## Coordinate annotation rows

※ ※ ※

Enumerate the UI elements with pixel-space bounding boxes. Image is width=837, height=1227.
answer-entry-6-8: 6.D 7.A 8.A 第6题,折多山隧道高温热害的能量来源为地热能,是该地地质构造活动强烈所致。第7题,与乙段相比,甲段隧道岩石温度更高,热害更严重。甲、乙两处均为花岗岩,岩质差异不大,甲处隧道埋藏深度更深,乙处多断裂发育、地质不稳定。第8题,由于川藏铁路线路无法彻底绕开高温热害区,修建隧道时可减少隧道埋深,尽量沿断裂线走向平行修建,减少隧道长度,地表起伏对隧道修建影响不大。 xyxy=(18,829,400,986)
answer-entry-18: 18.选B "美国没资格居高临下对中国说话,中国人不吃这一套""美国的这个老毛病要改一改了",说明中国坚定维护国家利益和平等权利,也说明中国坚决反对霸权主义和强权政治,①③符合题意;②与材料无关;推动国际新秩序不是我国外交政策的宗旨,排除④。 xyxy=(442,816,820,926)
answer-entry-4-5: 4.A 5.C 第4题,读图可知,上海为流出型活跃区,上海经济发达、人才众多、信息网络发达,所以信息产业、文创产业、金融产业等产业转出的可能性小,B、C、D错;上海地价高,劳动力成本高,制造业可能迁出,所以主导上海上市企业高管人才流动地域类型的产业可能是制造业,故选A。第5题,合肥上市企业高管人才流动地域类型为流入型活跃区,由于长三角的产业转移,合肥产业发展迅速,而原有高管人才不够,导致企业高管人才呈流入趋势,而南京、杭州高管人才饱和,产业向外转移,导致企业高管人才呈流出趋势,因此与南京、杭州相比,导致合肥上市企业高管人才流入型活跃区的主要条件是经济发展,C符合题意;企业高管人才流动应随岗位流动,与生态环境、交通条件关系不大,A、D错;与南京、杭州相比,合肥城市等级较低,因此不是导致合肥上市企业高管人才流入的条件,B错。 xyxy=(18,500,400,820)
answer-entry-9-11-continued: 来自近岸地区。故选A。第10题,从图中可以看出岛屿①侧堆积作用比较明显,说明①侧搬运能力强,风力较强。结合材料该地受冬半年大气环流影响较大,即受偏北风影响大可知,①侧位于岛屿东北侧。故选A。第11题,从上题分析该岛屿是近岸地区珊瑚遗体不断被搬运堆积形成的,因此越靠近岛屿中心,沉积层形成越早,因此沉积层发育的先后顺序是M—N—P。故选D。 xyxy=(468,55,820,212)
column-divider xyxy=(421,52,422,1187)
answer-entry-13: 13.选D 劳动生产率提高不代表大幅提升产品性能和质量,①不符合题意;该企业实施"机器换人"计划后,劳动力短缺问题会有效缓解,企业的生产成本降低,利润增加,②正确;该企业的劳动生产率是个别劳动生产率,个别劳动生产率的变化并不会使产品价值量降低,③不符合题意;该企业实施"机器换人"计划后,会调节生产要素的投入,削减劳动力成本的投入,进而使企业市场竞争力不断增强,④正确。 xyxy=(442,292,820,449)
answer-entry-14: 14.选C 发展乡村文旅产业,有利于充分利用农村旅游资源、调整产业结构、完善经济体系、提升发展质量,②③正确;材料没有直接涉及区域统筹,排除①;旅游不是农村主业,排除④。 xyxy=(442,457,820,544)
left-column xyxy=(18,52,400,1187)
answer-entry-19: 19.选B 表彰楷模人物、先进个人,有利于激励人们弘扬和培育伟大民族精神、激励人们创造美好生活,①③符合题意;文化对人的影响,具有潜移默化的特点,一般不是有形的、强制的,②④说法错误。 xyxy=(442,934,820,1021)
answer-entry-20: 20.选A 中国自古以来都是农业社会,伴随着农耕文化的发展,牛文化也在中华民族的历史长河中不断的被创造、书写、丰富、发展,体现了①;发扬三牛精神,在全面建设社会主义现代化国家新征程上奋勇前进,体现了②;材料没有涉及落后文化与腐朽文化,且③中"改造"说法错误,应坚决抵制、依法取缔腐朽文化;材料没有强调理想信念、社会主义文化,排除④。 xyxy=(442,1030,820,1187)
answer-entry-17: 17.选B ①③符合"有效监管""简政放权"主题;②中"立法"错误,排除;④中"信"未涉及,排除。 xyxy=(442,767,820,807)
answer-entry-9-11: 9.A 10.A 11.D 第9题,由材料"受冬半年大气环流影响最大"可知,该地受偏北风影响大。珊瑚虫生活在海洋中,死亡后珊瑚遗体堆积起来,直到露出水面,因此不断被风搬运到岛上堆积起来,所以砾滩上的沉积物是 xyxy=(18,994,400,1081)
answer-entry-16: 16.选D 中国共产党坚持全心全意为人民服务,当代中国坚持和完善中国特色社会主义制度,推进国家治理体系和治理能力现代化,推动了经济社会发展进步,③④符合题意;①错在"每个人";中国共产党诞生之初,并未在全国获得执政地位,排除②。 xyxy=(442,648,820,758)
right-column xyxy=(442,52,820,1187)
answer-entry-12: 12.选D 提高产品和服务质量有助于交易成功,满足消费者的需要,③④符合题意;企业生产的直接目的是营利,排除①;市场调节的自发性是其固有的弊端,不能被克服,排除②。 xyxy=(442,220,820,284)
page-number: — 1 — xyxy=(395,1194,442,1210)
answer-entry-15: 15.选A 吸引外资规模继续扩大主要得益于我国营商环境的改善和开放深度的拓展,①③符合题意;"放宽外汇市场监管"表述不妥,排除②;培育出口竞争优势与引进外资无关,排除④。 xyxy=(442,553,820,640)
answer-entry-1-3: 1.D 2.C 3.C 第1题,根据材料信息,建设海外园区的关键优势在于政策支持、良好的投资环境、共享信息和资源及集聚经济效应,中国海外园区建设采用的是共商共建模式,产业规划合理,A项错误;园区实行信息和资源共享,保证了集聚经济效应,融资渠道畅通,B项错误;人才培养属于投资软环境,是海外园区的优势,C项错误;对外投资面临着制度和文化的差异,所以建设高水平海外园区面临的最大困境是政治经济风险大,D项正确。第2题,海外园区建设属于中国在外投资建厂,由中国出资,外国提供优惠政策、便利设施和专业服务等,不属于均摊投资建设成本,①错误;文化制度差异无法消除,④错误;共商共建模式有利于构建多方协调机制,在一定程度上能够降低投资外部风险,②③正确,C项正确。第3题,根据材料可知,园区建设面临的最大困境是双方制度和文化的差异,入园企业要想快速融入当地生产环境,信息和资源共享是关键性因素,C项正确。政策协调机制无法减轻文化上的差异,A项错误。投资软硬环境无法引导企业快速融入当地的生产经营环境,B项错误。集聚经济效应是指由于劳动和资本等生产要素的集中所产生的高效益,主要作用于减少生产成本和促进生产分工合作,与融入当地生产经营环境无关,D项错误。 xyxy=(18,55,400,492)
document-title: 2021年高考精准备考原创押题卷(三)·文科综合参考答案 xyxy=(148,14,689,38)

※ ※ ※

## TASK DIRECTIONS
Pull out every line of the rows above that contains the string "column", matching its case exactly.

## RESULT
column-divider xyxy=(421,52,422,1187)
left-column xyxy=(18,52,400,1187)
right-column xyxy=(442,52,820,1187)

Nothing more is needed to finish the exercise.